▸ STATED GOAL:
Type every record exactly as it appears.

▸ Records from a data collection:
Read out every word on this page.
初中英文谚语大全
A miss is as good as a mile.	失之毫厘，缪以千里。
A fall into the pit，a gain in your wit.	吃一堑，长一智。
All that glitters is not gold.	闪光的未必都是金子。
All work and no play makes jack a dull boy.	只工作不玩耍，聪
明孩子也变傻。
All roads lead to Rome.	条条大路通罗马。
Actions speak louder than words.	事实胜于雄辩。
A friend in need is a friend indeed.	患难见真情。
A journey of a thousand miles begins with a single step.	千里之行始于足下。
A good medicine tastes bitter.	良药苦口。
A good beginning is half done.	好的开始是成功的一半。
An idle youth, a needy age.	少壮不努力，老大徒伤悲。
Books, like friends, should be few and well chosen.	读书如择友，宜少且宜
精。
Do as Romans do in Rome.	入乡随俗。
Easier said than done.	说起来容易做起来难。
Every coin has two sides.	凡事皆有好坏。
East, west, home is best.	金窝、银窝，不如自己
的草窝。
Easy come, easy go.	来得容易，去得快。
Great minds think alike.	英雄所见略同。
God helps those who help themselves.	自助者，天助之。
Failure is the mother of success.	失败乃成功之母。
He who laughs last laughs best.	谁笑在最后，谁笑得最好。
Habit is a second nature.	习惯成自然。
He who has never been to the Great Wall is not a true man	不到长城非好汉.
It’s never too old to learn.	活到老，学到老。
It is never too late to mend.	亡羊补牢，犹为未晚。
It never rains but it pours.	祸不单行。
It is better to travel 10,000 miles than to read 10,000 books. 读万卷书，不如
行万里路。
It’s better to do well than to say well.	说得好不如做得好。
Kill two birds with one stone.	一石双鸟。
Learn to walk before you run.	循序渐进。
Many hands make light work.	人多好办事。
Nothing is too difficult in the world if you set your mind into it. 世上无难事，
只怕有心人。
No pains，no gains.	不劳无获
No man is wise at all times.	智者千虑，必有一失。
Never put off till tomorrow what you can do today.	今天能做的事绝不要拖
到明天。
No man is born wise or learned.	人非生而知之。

▸ TASK ANSWER:
Read out every word on this page.
初中英文谚语大全
A miss is as good as a mile.	失之毫厘，缪以千里。
A fall into the pit，a gain in your wit.	吃一堑，长一智。
All that glitters is not gold.	闪光的未必都是金子。
All work and no play makes jack a dull boy.	只工作不玩耍，聪
明孩子也变傻。
All roads lead to Rome.	条条大路通罗马。
Actions speak louder than words.	事实胜于雄辩。
A friend in need is a friend indeed.	患难见真情。
A journey of a thousand miles begins with a single step.	千里之行始于足下。
A good medicine tastes bitter.	良药苦口。
A good beginning is half done.	好的开始是成功的一半。
An idle youth, a needy age.	少壮不努力，老大徒伤悲。
Books, like friends, should be few and well chosen.	读书如择友，宜少且宜
精。
Do as Romans do in Rome.	入乡随俗。
Easier said than done.	说起来容易做起来难。
Every coin has two sides.	凡事皆有好坏。
East, west, home is best.	金窝、银窝，不如自己
的草窝。
Easy come, easy go.	来得容易，去得快。
Great minds think alike.	英雄所见略同。
God helps those who help themselves.	自助者，天助之。
Failure is the mother of success.	失败乃成功之母。
He who laughs last laughs best.	谁笑在最后，谁笑得最好。
Habit is a second nature.	习惯成自然。
He who has never been to the Great Wall is not a true man	不到长城非好汉.
It’s never too old to learn.	活到老，学到老。
It is never too late to mend.	亡羊补牢，犹为未晚。
It never rains but it pours.	祸不单行。
It is better to travel 10,000 miles than to read 10,000 books. 读万卷书，不如
行万里路。
It’s better to do well than to say well.	说得好不如做得好。
Kill two birds with one stone.	一石双鸟。
Learn to walk before you run.	循序渐进。
Many hands make light work.	人多好办事。
Nothing is too difficult in the world if you set your mind into it. 世上无难事，
只怕有心人。
No pains，no gains.	不劳无获
No man is wise at all times.	智者千虑，必有一失。
Never put off till tomorrow what you can do today.	今天能做的事绝不要拖
到明天。
No man is born wise or learned.	人非生而知之。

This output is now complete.